[Some records]
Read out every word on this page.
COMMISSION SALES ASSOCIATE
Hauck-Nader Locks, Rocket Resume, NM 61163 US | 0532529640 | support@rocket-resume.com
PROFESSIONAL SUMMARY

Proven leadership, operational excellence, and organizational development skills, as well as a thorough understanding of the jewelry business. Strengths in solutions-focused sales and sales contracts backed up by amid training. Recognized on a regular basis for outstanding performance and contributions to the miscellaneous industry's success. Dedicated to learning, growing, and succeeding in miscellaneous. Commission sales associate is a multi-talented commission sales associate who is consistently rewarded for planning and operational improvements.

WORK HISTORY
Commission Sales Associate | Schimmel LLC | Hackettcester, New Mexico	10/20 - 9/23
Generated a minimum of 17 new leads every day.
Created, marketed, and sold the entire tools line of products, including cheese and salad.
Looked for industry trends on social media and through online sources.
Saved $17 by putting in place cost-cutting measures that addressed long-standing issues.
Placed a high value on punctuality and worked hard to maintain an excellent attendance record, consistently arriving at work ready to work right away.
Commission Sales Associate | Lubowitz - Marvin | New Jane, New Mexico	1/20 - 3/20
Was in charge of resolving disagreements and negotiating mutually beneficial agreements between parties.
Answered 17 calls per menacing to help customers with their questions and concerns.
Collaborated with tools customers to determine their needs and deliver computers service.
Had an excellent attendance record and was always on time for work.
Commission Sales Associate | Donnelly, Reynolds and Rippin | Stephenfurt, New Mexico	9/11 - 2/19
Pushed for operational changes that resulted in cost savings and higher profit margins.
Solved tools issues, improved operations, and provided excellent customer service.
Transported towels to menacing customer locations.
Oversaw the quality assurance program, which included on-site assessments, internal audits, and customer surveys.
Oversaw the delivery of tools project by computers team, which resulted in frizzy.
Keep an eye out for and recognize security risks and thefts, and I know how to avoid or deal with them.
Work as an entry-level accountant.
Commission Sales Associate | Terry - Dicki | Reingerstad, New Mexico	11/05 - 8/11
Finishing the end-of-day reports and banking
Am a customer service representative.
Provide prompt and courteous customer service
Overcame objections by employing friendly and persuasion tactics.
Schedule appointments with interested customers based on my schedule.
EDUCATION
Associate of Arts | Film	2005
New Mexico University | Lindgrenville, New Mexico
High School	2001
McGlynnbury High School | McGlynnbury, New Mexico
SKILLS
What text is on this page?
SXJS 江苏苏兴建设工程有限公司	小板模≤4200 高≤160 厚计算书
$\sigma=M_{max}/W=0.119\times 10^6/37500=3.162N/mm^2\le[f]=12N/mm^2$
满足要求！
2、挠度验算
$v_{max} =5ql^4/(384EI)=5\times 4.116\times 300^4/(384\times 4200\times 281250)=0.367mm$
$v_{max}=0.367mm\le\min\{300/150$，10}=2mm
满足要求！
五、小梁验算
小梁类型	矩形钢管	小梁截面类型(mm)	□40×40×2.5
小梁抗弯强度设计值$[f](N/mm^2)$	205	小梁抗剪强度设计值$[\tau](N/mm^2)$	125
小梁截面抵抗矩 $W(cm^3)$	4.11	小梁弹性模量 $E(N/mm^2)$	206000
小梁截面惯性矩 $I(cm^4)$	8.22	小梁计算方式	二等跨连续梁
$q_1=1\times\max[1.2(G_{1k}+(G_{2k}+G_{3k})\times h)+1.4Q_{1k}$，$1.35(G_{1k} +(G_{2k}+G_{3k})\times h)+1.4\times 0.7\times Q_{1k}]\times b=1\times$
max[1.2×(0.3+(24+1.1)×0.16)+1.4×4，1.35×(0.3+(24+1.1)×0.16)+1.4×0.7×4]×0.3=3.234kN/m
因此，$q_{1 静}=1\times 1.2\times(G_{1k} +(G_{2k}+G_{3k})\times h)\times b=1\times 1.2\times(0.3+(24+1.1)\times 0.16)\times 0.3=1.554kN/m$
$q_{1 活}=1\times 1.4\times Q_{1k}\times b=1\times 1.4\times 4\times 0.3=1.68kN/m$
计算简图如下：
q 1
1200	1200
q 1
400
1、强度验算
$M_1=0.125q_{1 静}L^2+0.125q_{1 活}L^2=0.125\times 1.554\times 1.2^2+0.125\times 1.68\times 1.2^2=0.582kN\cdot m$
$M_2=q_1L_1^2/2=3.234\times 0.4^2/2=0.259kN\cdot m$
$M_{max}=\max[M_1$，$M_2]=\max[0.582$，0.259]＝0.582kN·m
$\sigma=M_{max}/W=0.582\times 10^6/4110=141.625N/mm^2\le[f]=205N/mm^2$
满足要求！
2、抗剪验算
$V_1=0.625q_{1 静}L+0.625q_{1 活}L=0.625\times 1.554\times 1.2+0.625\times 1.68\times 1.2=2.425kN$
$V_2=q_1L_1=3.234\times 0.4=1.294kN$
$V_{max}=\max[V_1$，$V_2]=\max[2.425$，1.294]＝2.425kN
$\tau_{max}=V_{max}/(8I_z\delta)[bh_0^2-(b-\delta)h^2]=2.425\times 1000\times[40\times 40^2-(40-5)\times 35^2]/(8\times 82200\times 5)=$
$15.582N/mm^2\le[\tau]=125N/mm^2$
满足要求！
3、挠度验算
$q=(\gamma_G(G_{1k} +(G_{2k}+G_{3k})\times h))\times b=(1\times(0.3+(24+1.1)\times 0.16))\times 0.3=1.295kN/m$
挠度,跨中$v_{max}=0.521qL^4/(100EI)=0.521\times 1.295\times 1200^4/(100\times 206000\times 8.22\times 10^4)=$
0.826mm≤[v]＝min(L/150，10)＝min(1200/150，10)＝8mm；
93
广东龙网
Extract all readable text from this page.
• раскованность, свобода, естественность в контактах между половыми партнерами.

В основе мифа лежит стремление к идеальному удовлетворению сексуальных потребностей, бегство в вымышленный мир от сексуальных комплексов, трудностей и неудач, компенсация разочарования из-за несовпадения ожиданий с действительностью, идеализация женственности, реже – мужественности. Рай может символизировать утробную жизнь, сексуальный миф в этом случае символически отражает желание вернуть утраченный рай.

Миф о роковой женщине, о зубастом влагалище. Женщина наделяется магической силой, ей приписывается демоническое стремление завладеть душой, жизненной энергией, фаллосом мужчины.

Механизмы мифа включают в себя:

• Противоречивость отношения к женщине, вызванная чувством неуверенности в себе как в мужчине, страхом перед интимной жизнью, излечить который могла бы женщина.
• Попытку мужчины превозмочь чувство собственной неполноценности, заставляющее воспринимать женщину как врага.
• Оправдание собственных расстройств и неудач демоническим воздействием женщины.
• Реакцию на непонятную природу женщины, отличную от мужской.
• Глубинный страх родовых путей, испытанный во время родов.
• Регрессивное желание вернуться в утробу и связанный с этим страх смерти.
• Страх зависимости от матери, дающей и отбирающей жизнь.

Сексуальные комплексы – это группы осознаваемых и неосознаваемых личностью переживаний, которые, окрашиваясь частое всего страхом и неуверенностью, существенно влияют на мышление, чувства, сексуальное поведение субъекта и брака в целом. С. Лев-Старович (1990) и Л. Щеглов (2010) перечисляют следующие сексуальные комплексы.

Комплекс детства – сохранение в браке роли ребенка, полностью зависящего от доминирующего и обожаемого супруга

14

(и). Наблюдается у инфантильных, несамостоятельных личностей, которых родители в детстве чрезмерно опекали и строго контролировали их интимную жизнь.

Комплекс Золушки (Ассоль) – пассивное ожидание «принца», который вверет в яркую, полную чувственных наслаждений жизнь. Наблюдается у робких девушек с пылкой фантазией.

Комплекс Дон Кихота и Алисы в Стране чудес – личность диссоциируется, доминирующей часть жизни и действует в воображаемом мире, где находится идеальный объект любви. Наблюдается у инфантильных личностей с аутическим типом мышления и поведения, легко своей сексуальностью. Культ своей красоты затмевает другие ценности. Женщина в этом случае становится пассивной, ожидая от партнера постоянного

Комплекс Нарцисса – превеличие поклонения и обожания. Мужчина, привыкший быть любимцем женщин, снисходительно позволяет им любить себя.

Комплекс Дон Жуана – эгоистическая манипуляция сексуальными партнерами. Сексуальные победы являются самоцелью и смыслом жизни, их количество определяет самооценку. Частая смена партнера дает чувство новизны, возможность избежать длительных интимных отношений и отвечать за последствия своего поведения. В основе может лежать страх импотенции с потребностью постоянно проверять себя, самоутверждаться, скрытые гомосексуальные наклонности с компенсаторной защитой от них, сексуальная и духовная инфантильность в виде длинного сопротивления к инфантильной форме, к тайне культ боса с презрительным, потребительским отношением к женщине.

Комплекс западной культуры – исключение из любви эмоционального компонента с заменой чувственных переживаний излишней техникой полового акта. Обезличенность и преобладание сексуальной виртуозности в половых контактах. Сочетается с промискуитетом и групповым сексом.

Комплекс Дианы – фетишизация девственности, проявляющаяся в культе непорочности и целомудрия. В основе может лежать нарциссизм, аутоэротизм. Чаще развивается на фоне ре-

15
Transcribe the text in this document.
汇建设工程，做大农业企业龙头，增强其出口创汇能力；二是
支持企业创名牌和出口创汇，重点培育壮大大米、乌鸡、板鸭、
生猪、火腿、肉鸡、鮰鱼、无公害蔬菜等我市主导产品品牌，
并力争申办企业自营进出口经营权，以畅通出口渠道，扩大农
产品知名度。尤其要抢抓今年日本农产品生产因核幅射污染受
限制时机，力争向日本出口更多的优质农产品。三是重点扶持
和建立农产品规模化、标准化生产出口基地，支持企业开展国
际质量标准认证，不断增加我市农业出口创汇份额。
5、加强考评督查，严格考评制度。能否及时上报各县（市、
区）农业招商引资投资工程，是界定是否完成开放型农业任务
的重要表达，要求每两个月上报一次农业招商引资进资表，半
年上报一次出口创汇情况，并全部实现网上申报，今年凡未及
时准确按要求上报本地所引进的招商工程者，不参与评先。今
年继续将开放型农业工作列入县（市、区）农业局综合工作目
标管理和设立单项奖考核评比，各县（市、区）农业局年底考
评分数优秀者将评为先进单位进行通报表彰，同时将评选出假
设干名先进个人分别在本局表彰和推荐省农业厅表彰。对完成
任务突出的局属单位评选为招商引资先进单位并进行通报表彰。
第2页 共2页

WHAT IS NEEDED ▸ Reproduce the final stretch of the data above: every line from the one holding "Transcribe the text in this document." through the end, inclusive, exactly as written and nothing else.

OUTPUT ▸
Transcribe the text in this document.
汇建设工程，做大农业企业龙头，增强其出口创汇能力；二是
支持企业创名牌和出口创汇，重点培育壮大大米、乌鸡、板鸭、
生猪、火腿、肉鸡、鮰鱼、无公害蔬菜等我市主导产品品牌，
并力争申办企业自营进出口经营权，以畅通出口渠道，扩大农
产品知名度。尤其要抢抓今年日本农产品生产因核幅射污染受
限制时机，力争向日本出口更多的优质农产品。三是重点扶持
和建立农产品规模化、标准化生产出口基地，支持企业开展国
际质量标准认证，不断增加我市农业出口创汇份额。
5、加强考评督查，严格考评制度。能否及时上报各县（市、
区）农业招商引资投资工程，是界定是否完成开放型农业任务
的重要表达，要求每两个月上报一次农业招商引资进资表，半
年上报一次出口创汇情况，并全部实现网上申报，今年凡未及
时准确按要求上报本地所引进的招商工程者，不参与评先。今
年继续将开放型农业工作列入县（市、区）农业局综合工作目
标管理和设立单项奖考核评比，各县（市、区）农业局年底考
评分数优秀者将评为先进单位进行通报表彰，同时将评选出假
设干名先进个人分别在本局表彰和推荐省农业厅表彰。对完成
任务突出的局属单位评选为招商引资先进单位并进行通报表彰。
第2页 共2页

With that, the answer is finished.